Activity: Do these statements agree with the interview excerpt below? For each, answer yes or no and quote the deciding words: 1. Bob died of cancer in March 1991. 2. Bob's wife now manages the group. 3. In the second year, only Bob's visa was denied.

EK: That’s hard, because — I don’t know if you heard about our tragedy this year. Bob, our guitar player, died — who played the acoustic guitar, who played the sitar — he died of cancer in March 1991. And, it was … yeah, it’s a long story. We were on the road as it happened — we were in a position where we had to tour — and Martijn stepped in the band a weEK before we went on tour, with Bob giving us lots of advice: “Look, this is the situation, this is how I am. Don’t tell Martijn what he has to do, don’t tell him he has to play like me,” which made it even more heartbreaking … So we toured Europe under a terrible cloud. Now Bob’s wife is with us, she’s managing the group now. ’Cause it was his biggest wish to go to America. And the first time when we came, his visa alone was denied. The second year, all our visas were denied. And the third year he didn’t make it. So we’re playing a lot for him.

KJN: That’s ironic, given the song itself — “tragic beauty.”

KJN: If you had to describe your music, what would you say?

EK: Yeah, I’ve never liked to do that, actually.

KJN: What if someone asked who had never heard your music and had no idea —

EK: Well, I usually say: Imagine the most emotional and psychedelic music you’ve ever heard — sort of how you wanted psychedelia maybe to sound like, but never quite did.

Data to examine:
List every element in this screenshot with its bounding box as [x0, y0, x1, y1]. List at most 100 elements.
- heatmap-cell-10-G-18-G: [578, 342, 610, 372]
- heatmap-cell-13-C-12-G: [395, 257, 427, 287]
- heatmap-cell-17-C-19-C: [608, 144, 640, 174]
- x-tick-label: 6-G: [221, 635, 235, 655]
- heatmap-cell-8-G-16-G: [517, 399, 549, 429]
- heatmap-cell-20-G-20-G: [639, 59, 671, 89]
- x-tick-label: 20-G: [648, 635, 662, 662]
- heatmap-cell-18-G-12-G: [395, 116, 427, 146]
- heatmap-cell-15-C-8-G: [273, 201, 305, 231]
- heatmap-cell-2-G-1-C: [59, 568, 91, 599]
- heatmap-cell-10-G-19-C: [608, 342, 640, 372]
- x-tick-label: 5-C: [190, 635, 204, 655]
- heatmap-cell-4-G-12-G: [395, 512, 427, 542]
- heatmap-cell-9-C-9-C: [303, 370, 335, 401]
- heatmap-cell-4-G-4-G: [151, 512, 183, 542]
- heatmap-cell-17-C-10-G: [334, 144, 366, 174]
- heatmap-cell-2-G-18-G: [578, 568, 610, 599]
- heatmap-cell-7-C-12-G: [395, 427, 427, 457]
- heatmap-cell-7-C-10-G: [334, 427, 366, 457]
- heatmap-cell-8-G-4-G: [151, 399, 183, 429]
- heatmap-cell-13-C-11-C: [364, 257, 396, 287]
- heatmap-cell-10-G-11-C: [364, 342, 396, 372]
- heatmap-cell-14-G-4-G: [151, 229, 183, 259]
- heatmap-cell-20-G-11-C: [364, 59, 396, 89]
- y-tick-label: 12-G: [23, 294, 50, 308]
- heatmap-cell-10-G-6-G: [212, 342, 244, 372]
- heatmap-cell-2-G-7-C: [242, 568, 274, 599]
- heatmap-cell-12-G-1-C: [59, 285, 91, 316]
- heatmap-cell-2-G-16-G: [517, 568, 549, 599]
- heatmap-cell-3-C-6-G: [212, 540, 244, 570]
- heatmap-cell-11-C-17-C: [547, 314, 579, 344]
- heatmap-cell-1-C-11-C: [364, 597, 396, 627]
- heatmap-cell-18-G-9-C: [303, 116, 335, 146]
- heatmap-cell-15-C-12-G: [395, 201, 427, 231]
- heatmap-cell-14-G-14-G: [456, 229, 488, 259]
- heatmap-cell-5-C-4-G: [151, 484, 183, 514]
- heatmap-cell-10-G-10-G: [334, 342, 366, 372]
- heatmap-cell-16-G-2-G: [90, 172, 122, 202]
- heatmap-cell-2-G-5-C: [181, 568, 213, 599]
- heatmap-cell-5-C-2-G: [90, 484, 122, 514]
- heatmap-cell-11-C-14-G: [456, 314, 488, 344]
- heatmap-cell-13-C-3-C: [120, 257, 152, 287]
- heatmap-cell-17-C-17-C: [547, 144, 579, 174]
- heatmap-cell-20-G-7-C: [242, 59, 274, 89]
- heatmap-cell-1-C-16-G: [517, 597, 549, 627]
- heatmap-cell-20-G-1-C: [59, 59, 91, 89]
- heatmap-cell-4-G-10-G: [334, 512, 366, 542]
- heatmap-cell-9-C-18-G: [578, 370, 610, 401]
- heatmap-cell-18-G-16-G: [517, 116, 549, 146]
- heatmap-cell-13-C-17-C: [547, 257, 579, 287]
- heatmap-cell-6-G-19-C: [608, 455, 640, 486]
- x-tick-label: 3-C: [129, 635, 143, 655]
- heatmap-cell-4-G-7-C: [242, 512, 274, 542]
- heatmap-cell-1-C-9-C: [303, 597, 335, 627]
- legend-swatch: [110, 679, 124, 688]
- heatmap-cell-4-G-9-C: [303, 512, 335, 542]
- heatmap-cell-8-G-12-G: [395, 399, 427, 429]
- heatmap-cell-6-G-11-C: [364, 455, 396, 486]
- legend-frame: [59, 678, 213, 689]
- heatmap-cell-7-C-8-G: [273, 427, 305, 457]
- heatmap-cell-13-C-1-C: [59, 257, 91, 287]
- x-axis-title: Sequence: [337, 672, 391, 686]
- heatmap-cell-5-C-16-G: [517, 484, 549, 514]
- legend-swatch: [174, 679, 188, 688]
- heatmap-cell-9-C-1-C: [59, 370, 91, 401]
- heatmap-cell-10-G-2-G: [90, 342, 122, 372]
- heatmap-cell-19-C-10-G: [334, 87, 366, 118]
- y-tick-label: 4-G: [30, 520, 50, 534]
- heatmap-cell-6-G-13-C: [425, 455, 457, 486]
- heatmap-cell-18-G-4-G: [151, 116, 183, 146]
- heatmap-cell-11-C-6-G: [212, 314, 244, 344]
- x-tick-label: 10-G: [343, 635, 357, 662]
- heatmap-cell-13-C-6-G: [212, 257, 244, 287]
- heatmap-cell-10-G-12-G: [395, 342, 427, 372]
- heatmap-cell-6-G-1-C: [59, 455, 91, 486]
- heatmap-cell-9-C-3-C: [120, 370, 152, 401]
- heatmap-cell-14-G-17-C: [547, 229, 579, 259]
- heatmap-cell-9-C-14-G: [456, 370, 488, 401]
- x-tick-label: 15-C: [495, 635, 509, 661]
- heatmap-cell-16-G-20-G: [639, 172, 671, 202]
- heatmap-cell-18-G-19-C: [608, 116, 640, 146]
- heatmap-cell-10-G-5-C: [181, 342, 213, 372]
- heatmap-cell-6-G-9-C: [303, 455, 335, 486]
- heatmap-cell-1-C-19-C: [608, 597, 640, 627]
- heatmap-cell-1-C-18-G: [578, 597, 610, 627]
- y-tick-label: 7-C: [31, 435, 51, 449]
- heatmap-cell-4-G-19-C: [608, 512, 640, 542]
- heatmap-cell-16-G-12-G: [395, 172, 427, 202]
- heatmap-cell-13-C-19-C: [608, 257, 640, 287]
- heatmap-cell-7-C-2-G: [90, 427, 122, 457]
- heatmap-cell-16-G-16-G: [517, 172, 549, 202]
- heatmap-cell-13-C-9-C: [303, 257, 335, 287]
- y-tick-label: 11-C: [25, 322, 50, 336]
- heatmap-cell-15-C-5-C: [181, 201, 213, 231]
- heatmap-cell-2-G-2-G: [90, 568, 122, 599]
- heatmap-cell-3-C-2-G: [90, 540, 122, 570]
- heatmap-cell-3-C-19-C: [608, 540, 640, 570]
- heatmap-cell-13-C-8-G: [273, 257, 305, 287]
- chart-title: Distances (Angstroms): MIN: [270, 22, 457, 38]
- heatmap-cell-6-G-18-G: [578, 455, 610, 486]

Solution to the exercise:
1. Yes: "he died of cancer in March 1991"
2. Yes: "Now Bob’s wife is with us, she’s managing the group now."
3. No: "The second year, all our visas were denied."